Restate the full listing word for word and leave the pictures out.

Extracts from a graphics dataset ::
## begin

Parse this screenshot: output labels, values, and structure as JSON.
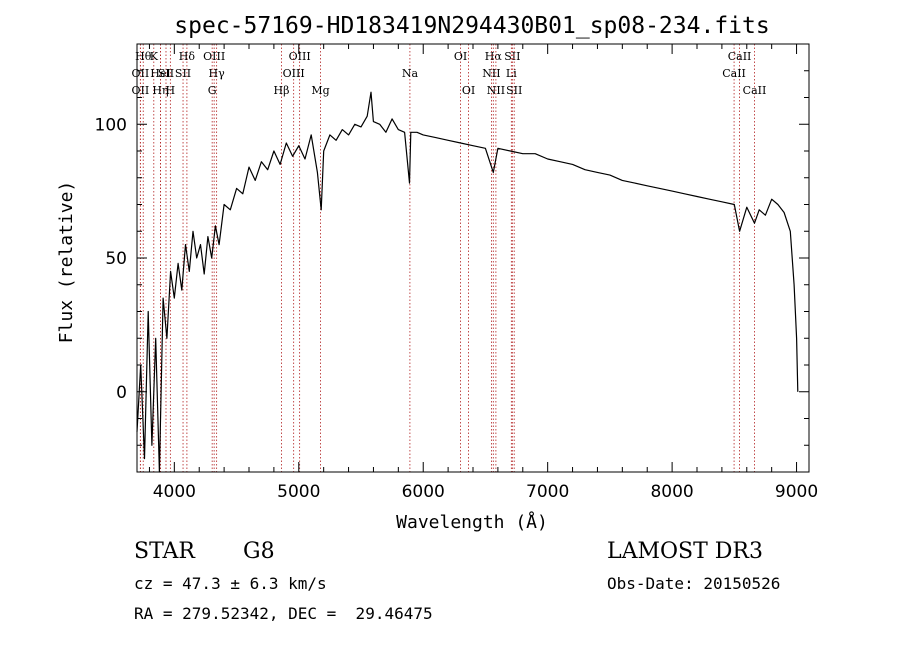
{
  "chart_data": {
    "type": "line",
    "title": "spec-57169-HD183419N294430B01_sp08-234.fits",
    "xlabel": "Wavelength (Å)",
    "ylabel": "Flux (relative)",
    "xlim": [
      3700,
      9100
    ],
    "ylim": [
      -30,
      130
    ],
    "xticks": [
      4000,
      5000,
      6000,
      7000,
      8000,
      9000
    ],
    "yticks": [
      0,
      50,
      100
    ],
    "series": [
      {
        "name": "flux",
        "x": [
          3700,
          3730,
          3760,
          3790,
          3820,
          3850,
          3880,
          3910,
          3940,
          3970,
          4000,
          4030,
          4060,
          4090,
          4120,
          4150,
          4180,
          4210,
          4240,
          4270,
          4300,
          4330,
          4360,
          4400,
          4450,
          4500,
          4550,
          4600,
          4650,
          4700,
          4750,
          4800,
          4850,
          4900,
          4950,
          5000,
          5050,
          5100,
          5150,
          5180,
          5200,
          5250,
          5300,
          5350,
          5400,
          5450,
          5500,
          5550,
          5580,
          5600,
          5650,
          5700,
          5750,
          5800,
          5850,
          5890,
          5900,
          5950,
          6000,
          6100,
          6200,
          6300,
          6400,
          6500,
          6563,
          6600,
          6700,
          6800,
          6900,
          7000,
          7100,
          7200,
          7300,
          7400,
          7500,
          7600,
          7700,
          7800,
          7900,
          8000,
          8100,
          8200,
          8300,
          8400,
          8500,
          8542,
          8600,
          8662,
          8700,
          8750,
          8800,
          8850,
          8900,
          8950,
          8980,
          9000,
          9010
        ],
        "values": [
          -15,
          10,
          -25,
          30,
          -20,
          20,
          -30,
          35,
          20,
          45,
          35,
          48,
          38,
          55,
          45,
          60,
          50,
          55,
          44,
          58,
          50,
          62,
          55,
          70,
          68,
          76,
          74,
          84,
          79,
          86,
          83,
          90,
          85,
          93,
          88,
          92,
          87,
          96,
          82,
          68,
          90,
          96,
          94,
          98,
          96,
          100,
          99,
          103,
          112,
          101,
          100,
          97,
          102,
          98,
          97,
          78,
          97,
          97,
          96,
          95,
          94,
          93,
          92,
          91,
          82,
          91,
          90,
          89,
          89,
          87,
          86,
          85,
          83,
          82,
          81,
          79,
          78,
          77,
          76,
          75,
          74,
          73,
          72,
          71,
          70,
          60,
          69,
          63,
          68,
          66,
          72,
          70,
          67,
          60,
          40,
          20,
          0
        ]
      }
    ],
    "lines": [
      {
        "x": 3750,
        "label": "Hθ",
        "row": 0
      },
      {
        "x": 3727,
        "label": "OII",
        "row": 1
      },
      {
        "x": 3727,
        "label": "OII",
        "row": 2
      },
      {
        "x": 3835,
        "label": "K",
        "row": 0
      },
      {
        "x": 3889,
        "label": "HeI",
        "row": 1
      },
      {
        "x": 3889,
        "label": "Hη",
        "row": 2
      },
      {
        "x": 3933,
        "label": "SII",
        "row": 1
      },
      {
        "x": 3968,
        "label": "H",
        "row": 2
      },
      {
        "x": 4101,
        "label": "Hδ",
        "row": 0
      },
      {
        "x": 4070,
        "label": "SII",
        "row": 1
      },
      {
        "x": 4320,
        "label": "OIII",
        "row": 0
      },
      {
        "x": 4340,
        "label": "Hγ",
        "row": 1
      },
      {
        "x": 4304,
        "label": "G",
        "row": 2
      },
      {
        "x": 5007,
        "label": "OIII",
        "row": 0
      },
      {
        "x": 4959,
        "label": "OIII",
        "row": 1
      },
      {
        "x": 4861,
        "label": "Hβ",
        "row": 2
      },
      {
        "x": 5175,
        "label": "Mg",
        "row": 2
      },
      {
        "x": 5893,
        "label": "Na",
        "row": 1
      },
      {
        "x": 6300,
        "label": "OI",
        "row": 0
      },
      {
        "x": 6364,
        "label": "OI",
        "row": 2
      },
      {
        "x": 6563,
        "label": "Hα",
        "row": 0
      },
      {
        "x": 6548,
        "label": "NII",
        "row": 1
      },
      {
        "x": 6584,
        "label": "NII",
        "row": 2
      },
      {
        "x": 6716,
        "label": "SII",
        "row": 0
      },
      {
        "x": 6708,
        "label": "Li",
        "row": 1
      },
      {
        "x": 6731,
        "label": "SII",
        "row": 2
      },
      {
        "x": 8542,
        "label": "CaII",
        "row": 0
      },
      {
        "x": 8498,
        "label": "CaII",
        "row": 1
      },
      {
        "x": 8662,
        "label": "CaII",
        "row": 2
      }
    ]
  },
  "info": {
    "object_class": "STAR",
    "subclass": "G8",
    "survey": "LAMOST DR3",
    "cz": "cz = 47.3 ± 6.3 km/s",
    "obs_date": "Obs-Date: 20150526",
    "coords": "RA = 279.52342, DEC =  29.46475"
  },
  "colors": {
    "spectrum": "#000000",
    "line_marker": "#b22222"
  }
}
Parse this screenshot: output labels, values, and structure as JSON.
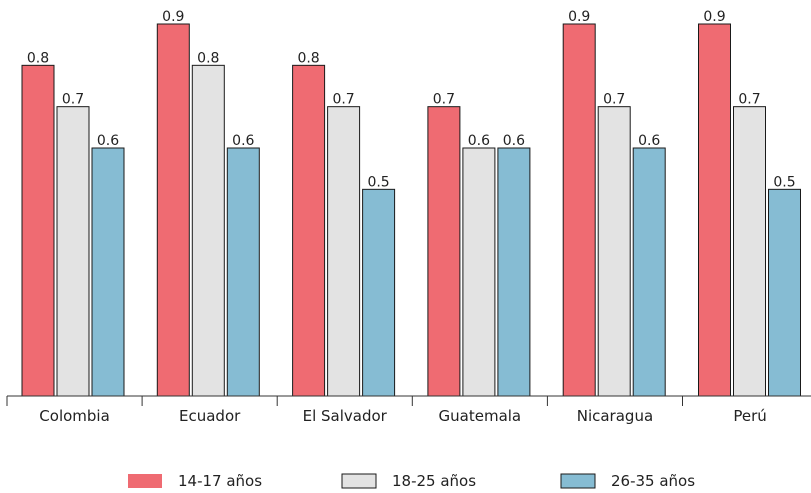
{
  "chart_data": {
    "type": "bar",
    "categories": [
      "Colombia",
      "Ecuador",
      "El Salvador",
      "Guatemala",
      "Nicaragua",
      "Perú"
    ],
    "series": [
      {
        "name": "14-17 años",
        "color": "#ef6b72",
        "values": [
          0.8,
          0.9,
          0.8,
          0.7,
          0.9,
          0.9
        ]
      },
      {
        "name": "18-25 años",
        "color": "#e3e3e3",
        "values": [
          0.7,
          0.8,
          0.7,
          0.6,
          0.7,
          0.7
        ]
      },
      {
        "name": "26-35 años",
        "color": "#86bcd3",
        "values": [
          0.6,
          0.6,
          0.5,
          0.6,
          0.6,
          0.5
        ]
      }
    ],
    "ylim": [
      0,
      0.9
    ],
    "data_labels": true,
    "grid": false,
    "legend_position": "bottom"
  }
}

## end

WRITTEN SOLUTION ::
Parse this screenshot: output labels, values, and structure as JSON.
{
  "chart_data": {
    "type": "line",
    "title": "spec-57169-HD183419N294430B01_sp08-234.fits",
    "xlabel": "Wavelength (Å)",
    "ylabel": "Flux (relative)",
    "xlim": [
      3700,
      9100
    ],
    "ylim": [
      -30,
      130
    ],
    "xticks": [
      4000,
      5000,
      6000,
      7000,
      8000,
      9000
    ],
    "yticks": [
      0,
      50,
      100
    ],
    "series": [
      {
        "name": "flux",
        "x": [
          3700,
          3730,
          3760,
          3790,
          3820,
          3850,
          3880,
          3910,
          3940,
          3970,
          4000,
          4030,
          4060,
          4090,
          4120,
          4150,
          4180,
          4210,
          4240,
          4270,
          4300,
          4330,
          4360,
          4400,
          4450,
          4500,
          4550,
          4600,
          4650,
          4700,
          4750,
          4800,
          4850,
          4900,
          4950,
          5000,
          5050,
          5100,
          5150,
          5180,
          5200,
          5250,
          5300,
          5350,
          5400,
          5450,
          5500,
          5550,
          5580,
          5600,
          5650,
          5700,
          5750,
          5800,
          5850,
          5890,
          5900,
          5950,
          6000,
          6100,
          6200,
          6300,
          6400,
          6500,
          6563,
          6600,
          6700,
          6800,
          6900,
          7000,
          7100,
          7200,
          7300,
          7400,
          7500,
          7600,
          7700,
          7800,
          7900,
          8000,
          8100,
          8200,
          8300,
          8400,
          8500,
          8542,
          8600,
          8662,
          8700,
          8750,
          8800,
          8850,
          8900,
          8950,
          8980,
          9000,
          9010
        ],
        "values": [
          -15,
          10,
          -25,
          30,
          -20,
          20,
          -30,
          35,
          20,
          45,
          35,
          48,
          38,
          55,
          45,
          60,
          50,
          55,
          44,
          58,
          50,
          62,
          55,
          70,
          68,
          76,
          74,
          84,
          79,
          86,
          83,
          90,
          85,
          93,
          88,
          92,
          87,
          96,
          82,
          68,
          90,
          96,
          94,
          98,
          96,
          100,
          99,
          103,
          112,
          101,
          100,
          97,
          102,
          98,
          97,
          78,
          97,
          97,
          96,
          95,
          94,
          93,
          92,
          91,
          82,
          91,
          90,
          89,
          89,
          87,
          86,
          85,
          83,
          82,
          81,
          79,
          78,
          77,
          76,
          75,
          74,
          73,
          72,
          71,
          70,
          60,
          69,
          63,
          68,
          66,
          72,
          70,
          67,
          60,
          40,
          20,
          0
        ]
      }
    ],
    "lines": [
      {
        "x": 3750,
        "label": "Hθ",
        "row": 0
      },
      {
        "x": 3727,
        "label": "OII",
        "row": 1
      },
      {
        "x": 3727,
        "label": "OII",
        "row": 2
      },
      {
        "x": 3835,
        "label": "K",
        "row": 0
      },
      {
        "x": 3889,
        "label": "HeI",
        "row": 1
      },
      {
        "x": 3889,
        "label": "Hη",
        "row": 2
      },
      {
        "x": 3933,
        "label": "SII",
        "row": 1
      },
      {
        "x": 3968,
        "label": "H",
        "row": 2
      },
      {
        "x": 4101,
        "label": "Hδ",
        "row": 0
      },
      {
        "x": 4070,
        "label": "SII",
        "row": 1
      },
      {
        "x": 4320,
        "label": "OIII",
        "row": 0
      },
      {
        "x": 4340,
        "label": "Hγ",
        "row": 1
      },
      {
        "x": 4304,
        "label": "G",
        "row": 2
      },
      {
        "x": 5007,
        "label": "OIII",
        "row": 0
      },
      {
        "x": 4959,
        "label": "OIII",
        "row": 1
      },
      {
        "x": 4861,
        "label": "Hβ",
        "row": 2
      },
      {
        "x": 5175,
        "label": "Mg",
        "row": 2
      },
      {
        "x": 5893,
        "label": "Na",
        "row": 1
      },
      {
        "x": 6300,
        "label": "OI",
        "row": 0
      },
      {
        "x": 6364,
        "label": "OI",
        "row": 2
      },
      {
        "x": 6563,
        "label": "Hα",
        "row": 0
      },
      {
        "x": 6548,
        "label": "NII",
        "row": 1
      },
      {
        "x": 6584,
        "label": "NII",
        "row": 2
      },
      {
        "x": 6716,
        "label": "SII",
        "row": 0
      },
      {
        "x": 6708,
        "label": "Li",
        "row": 1
      },
      {
        "x": 6731,
        "label": "SII",
        "row": 2
      },
      {
        "x": 8542,
        "label": "CaII",
        "row": 0
      },
      {
        "x": 8498,
        "label": "CaII",
        "row": 1
      },
      {
        "x": 8662,
        "label": "CaII",
        "row": 2
      }
    ]
  },
  "info": {
    "object_class": "STAR",
    "subclass": "G8",
    "survey": "LAMOST DR3",
    "cz": "cz = 47.3 ± 6.3 km/s",
    "obs_date": "Obs-Date: 20150526",
    "coords": "RA = 279.52342, DEC =  29.46475"
  },
  "colors": {
    "spectrum": "#000000",
    "line_marker": "#b22222"
  }
}
Parse this screenshot: output labels, values, and structure as JSON.
{
  "chart_data": {
    "type": "bar",
    "categories": [
      "Colombia",
      "Ecuador",
      "El Salvador",
      "Guatemala",
      "Nicaragua",
      "Perú"
    ],
    "series": [
      {
        "name": "14-17 años",
        "color": "#ef6b72",
        "values": [
          0.8,
          0.9,
          0.8,
          0.7,
          0.9,
          0.9
        ]
      },
      {
        "name": "18-25 años",
        "color": "#e3e3e3",
        "values": [
          0.7,
          0.8,
          0.7,
          0.6,
          0.7,
          0.7
        ]
      },
      {
        "name": "26-35 años",
        "color": "#86bcd3",
        "values": [
          0.6,
          0.6,
          0.5,
          0.6,
          0.6,
          0.5
        ]
      }
    ],
    "ylim": [
      0,
      0.9
    ],
    "data_labels": true,
    "grid": false,
    "legend_position": "bottom"
  }
}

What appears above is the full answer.